* **What to work on**
Give only the number of lines in the listing below where the string "name" occurs.

— START Source material —

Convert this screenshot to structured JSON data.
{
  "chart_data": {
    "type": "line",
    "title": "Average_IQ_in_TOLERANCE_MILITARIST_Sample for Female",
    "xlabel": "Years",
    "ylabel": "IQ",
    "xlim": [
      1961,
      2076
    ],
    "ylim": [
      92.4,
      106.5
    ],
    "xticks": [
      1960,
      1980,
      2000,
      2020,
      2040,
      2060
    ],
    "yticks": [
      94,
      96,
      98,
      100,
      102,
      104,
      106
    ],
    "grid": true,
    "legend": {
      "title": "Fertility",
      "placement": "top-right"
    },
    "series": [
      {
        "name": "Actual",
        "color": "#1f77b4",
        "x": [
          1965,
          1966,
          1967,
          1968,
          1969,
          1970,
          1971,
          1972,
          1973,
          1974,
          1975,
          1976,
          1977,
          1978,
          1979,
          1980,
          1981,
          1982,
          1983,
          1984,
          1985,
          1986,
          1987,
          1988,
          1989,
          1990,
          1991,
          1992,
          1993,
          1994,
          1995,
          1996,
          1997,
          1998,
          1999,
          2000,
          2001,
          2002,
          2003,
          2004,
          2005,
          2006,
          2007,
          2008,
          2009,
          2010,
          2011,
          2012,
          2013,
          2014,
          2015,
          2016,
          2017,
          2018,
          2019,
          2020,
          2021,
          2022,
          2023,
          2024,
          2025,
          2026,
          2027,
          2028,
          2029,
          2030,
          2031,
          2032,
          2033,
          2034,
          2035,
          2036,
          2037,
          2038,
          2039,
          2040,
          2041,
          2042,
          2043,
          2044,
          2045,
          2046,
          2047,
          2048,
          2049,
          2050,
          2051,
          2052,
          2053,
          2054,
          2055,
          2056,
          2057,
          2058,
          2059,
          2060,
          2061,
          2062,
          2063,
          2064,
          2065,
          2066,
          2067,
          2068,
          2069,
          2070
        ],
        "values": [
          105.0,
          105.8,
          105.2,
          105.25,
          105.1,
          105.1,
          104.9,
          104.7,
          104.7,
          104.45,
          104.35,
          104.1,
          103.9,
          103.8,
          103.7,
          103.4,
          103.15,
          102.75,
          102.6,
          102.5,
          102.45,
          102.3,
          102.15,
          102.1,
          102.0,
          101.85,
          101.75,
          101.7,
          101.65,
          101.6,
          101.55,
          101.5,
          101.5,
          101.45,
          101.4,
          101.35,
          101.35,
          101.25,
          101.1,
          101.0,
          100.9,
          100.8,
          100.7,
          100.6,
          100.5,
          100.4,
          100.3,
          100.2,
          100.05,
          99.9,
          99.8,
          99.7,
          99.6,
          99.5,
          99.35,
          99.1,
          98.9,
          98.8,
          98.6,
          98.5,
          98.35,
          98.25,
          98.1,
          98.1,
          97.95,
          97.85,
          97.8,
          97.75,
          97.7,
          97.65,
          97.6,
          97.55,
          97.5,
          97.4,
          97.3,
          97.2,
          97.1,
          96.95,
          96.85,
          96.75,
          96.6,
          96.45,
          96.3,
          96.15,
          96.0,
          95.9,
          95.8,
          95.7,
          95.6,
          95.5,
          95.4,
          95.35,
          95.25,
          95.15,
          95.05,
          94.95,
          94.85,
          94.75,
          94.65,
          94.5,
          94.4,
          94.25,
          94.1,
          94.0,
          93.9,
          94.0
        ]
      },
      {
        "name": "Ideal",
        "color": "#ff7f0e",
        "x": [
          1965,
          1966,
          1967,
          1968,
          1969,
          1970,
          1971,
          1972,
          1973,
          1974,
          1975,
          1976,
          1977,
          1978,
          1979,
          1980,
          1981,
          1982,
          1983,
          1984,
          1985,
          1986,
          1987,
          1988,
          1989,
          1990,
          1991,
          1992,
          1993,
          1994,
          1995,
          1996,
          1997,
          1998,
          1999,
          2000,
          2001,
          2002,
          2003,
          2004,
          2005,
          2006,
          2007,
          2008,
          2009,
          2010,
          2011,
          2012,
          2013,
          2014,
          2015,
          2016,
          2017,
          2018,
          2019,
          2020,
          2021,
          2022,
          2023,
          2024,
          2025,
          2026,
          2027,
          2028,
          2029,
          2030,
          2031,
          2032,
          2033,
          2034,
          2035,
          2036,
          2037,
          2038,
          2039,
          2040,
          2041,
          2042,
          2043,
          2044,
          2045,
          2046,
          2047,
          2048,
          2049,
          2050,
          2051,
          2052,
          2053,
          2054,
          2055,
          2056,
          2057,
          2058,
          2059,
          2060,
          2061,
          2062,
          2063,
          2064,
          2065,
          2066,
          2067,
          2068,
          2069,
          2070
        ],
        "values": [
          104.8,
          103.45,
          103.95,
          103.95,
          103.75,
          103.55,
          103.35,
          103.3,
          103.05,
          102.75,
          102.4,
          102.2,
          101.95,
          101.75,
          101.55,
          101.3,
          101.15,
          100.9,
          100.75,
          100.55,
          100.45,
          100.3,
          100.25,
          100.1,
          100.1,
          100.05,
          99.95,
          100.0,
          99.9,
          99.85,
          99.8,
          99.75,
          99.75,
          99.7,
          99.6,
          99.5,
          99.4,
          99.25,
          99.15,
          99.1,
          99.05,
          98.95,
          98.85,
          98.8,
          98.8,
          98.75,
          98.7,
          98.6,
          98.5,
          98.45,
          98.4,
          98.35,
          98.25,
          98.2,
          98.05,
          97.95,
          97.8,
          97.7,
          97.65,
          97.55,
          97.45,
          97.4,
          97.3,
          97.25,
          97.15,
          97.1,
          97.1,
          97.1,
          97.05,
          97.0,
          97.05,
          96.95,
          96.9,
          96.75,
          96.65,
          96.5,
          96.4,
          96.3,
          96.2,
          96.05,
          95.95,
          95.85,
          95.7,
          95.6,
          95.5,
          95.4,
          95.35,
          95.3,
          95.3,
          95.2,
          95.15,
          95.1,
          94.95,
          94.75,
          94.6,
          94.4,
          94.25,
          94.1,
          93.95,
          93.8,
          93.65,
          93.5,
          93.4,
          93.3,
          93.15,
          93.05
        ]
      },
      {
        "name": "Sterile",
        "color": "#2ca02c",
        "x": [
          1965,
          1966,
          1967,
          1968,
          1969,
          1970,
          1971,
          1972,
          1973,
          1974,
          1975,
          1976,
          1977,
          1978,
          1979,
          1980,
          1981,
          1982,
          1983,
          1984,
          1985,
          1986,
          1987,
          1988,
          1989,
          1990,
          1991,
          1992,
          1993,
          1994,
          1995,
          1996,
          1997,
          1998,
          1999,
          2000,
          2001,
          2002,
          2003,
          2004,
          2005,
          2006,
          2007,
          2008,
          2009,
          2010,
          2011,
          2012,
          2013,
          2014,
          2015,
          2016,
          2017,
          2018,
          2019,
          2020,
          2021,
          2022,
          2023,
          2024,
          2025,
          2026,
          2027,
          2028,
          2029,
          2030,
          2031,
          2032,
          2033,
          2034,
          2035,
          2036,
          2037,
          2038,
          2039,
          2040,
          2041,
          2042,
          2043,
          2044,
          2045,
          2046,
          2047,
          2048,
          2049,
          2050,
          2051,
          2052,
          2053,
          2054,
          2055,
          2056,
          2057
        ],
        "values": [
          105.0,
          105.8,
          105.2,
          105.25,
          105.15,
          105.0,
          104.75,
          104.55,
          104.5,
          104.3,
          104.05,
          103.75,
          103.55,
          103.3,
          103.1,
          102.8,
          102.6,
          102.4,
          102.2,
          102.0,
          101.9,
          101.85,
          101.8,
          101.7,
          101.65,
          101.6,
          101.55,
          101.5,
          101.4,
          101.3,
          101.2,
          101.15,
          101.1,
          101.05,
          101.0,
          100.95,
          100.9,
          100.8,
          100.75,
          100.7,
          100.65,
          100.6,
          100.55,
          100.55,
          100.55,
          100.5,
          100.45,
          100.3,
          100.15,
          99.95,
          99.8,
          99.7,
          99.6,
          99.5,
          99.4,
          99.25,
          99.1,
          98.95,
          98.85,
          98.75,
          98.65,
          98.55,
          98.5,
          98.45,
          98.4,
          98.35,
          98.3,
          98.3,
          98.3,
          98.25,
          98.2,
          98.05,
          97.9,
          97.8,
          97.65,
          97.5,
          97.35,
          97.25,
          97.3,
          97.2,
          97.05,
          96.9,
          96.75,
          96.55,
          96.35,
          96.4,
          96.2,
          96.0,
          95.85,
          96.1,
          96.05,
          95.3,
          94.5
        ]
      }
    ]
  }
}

— END Source material —

* **Response to the task**
3